*Problem statement*
Please output every line of the material as it stands, without the pictures.

>> START Supplied records

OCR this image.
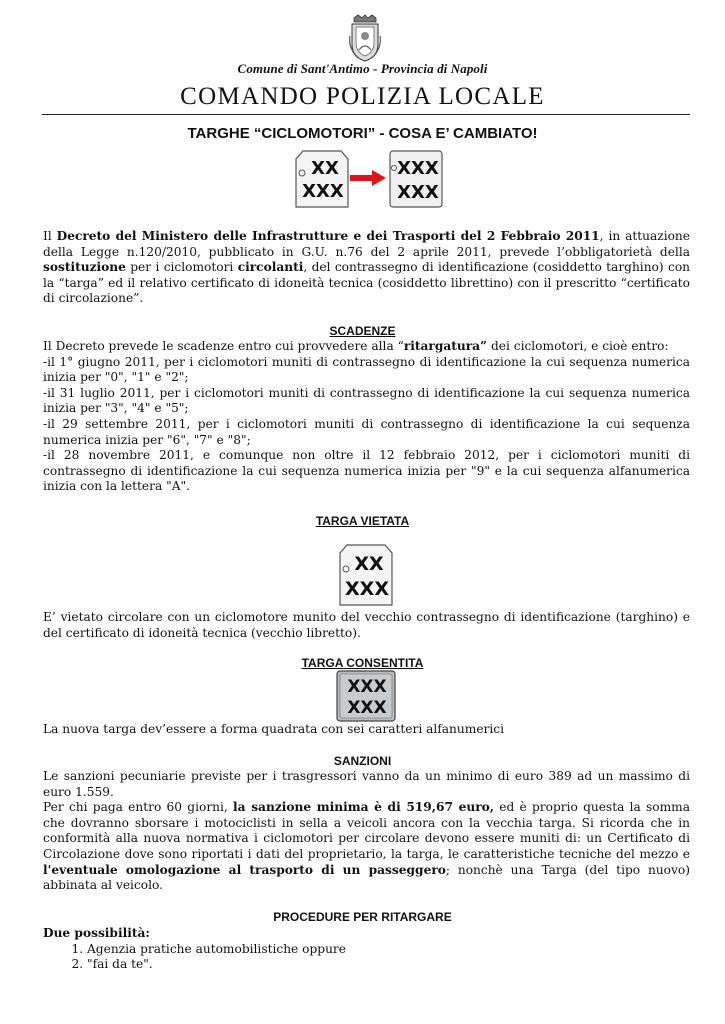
Comune di Sant'Antimo - Provincia di Napoli
COMANDO POLIZIA LOCALE
TARGHE “CICLOMOTORI” - COSA E’ CAMBIATO!
XX
XXX
XXX
XXX

Il Decreto del Ministero delle Infrastrutture e dei Trasporti del 2 Febbraio 2011, in attuazione della Legge n.120/2010, pubblicato in G.U. n.76 del 2 aprile 2011, prevede l’obbligatorietà della sostituzione per i ciclomotori circolanti, del contrassegno di identificazione (cosiddetto targhino) con la “targa” ed il relativo certificato di idoneità tecnica (cosiddetto librettino) con il prescritto “certificato di circolazione”.

SCADENZE

Il Decreto prevede le scadenze entro cui provvedere alla “ritargatura” dei ciclomotori, e cioè entro:

-il 1° giugno 2011, per i ciclomotori muniti di contrassegno di identificazione la cui sequenza numerica inizia per "0", "1" e "2";

-il 31 luglio 2011, per i ciclomotori muniti di contrassegno di identificazione la cui sequenza numerica inizia per "3", "4" e "5";

-il 29 settembre 2011, per i ciclomotori muniti di contrassegno di identificazione la cui sequenza numerica inizia per "6", "7" e "8";

-il 28 novembre 2011, e comunque non oltre il 12 febbraio 2012, per i ciclomotori muniti di contrassegno di identificazione la cui sequenza numerica inizia per "9" e la cui sequenza alfanumerica inizia con la lettera "A".

TARGA VIETATA
XX
XXX

E’ vietato circolare con un ciclomotore munito del vecchio contrassegno di identificazione (targhino) e del certificato di idoneità tecnica (vecchio libretto).

TARGA CONSENTITA
XXX
XXX

La nuova targa dev’essere a forma quadrata con sei caratteri alfanumerici

SANZIONI

Le sanzioni pecuniarie previste per i trasgressori vanno da un minimo di euro 389 ad un massimo di euro 1.559.

Per chi paga entro 60 giorni, la sanzione minima è di 519,67 euro, ed è proprio questa la somma che dovranno sborsare i motociclisti in sella a veicoli ancora con la vecchia targa. Si ricorda che in conformità alla nuova normativa i ciclomotori per circolare devono essere muniti di: un Certificato di Circolazione dove sono riportati i dati del proprietario, la targa, le caratteristiche tecniche del mezzo e l'eventuale omologazione al trasporto di un passeggero; nonchè una Targa (del tipo nuovo) abbinata al veicolo.

PROCEDURE PER RITARGARE

Due possibilità:

1. Agenzia pratiche automobilistiche oppure
2. "fai da te".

>> END Supplied records

*The answer*
OCR this image.
Comune di Sant'Antimo - Provincia di Napoli
COMANDO POLIZIA LOCALE
TARGHE “CICLOMOTORI” - COSA E’ CAMBIATO!
XX
XXX
XXX
XXX

Il Decreto del Ministero delle Infrastrutture e dei Trasporti del 2 Febbraio 2011, in attuazione della Legge n.120/2010, pubblicato in G.U. n.76 del 2 aprile 2011, prevede l’obbligatorietà della sostituzione per i ciclomotori circolanti, del contrassegno di identificazione (cosiddetto targhino) con la “targa” ed il relativo certificato di idoneità tecnica (cosiddetto librettino) con il prescritto “certificato di circolazione”.

SCADENZE

Il Decreto prevede le scadenze entro cui provvedere alla “ritargatura” dei ciclomotori, e cioè entro:

-il 1° giugno 2011, per i ciclomotori muniti di contrassegno di identificazione la cui sequenza numerica inizia per "0", "1" e "2";

-il 31 luglio 2011, per i ciclomotori muniti di contrassegno di identificazione la cui sequenza numerica inizia per "3", "4" e "5";

-il 29 settembre 2011, per i ciclomotori muniti di contrassegno di identificazione la cui sequenza numerica inizia per "6", "7" e "8";

-il 28 novembre 2011, e comunque non oltre il 12 febbraio 2012, per i ciclomotori muniti di contrassegno di identificazione la cui sequenza numerica inizia per "9" e la cui sequenza alfanumerica inizia con la lettera "A".

TARGA VIETATA
XX
XXX

E’ vietato circolare con un ciclomotore munito del vecchio contrassegno di identificazione (targhino) e del certificato di idoneità tecnica (vecchio libretto).

TARGA CONSENTITA
XXX
XXX

La nuova targa dev’essere a forma quadrata con sei caratteri alfanumerici

SANZIONI

Le sanzioni pecuniarie previste per i trasgressori vanno da un minimo di euro 389 ad un massimo di euro 1.559.

Per chi paga entro 60 giorni, la sanzione minima è di 519,67 euro, ed è proprio questa la somma che dovranno sborsare i motociclisti in sella a veicoli ancora con la vecchia targa. Si ricorda che in conformità alla nuova normativa i ciclomotori per circolare devono essere muniti di: un Certificato di Circolazione dove sono riportati i dati del proprietario, la targa, le caratteristiche tecniche del mezzo e l'eventuale omologazione al trasporto di un passeggero; nonchè una Targa (del tipo nuovo) abbinata al veicolo.

PROCEDURE PER RITARGARE

Due possibilità:

1. Agenzia pratiche automobilistiche oppure
2. "fai da te".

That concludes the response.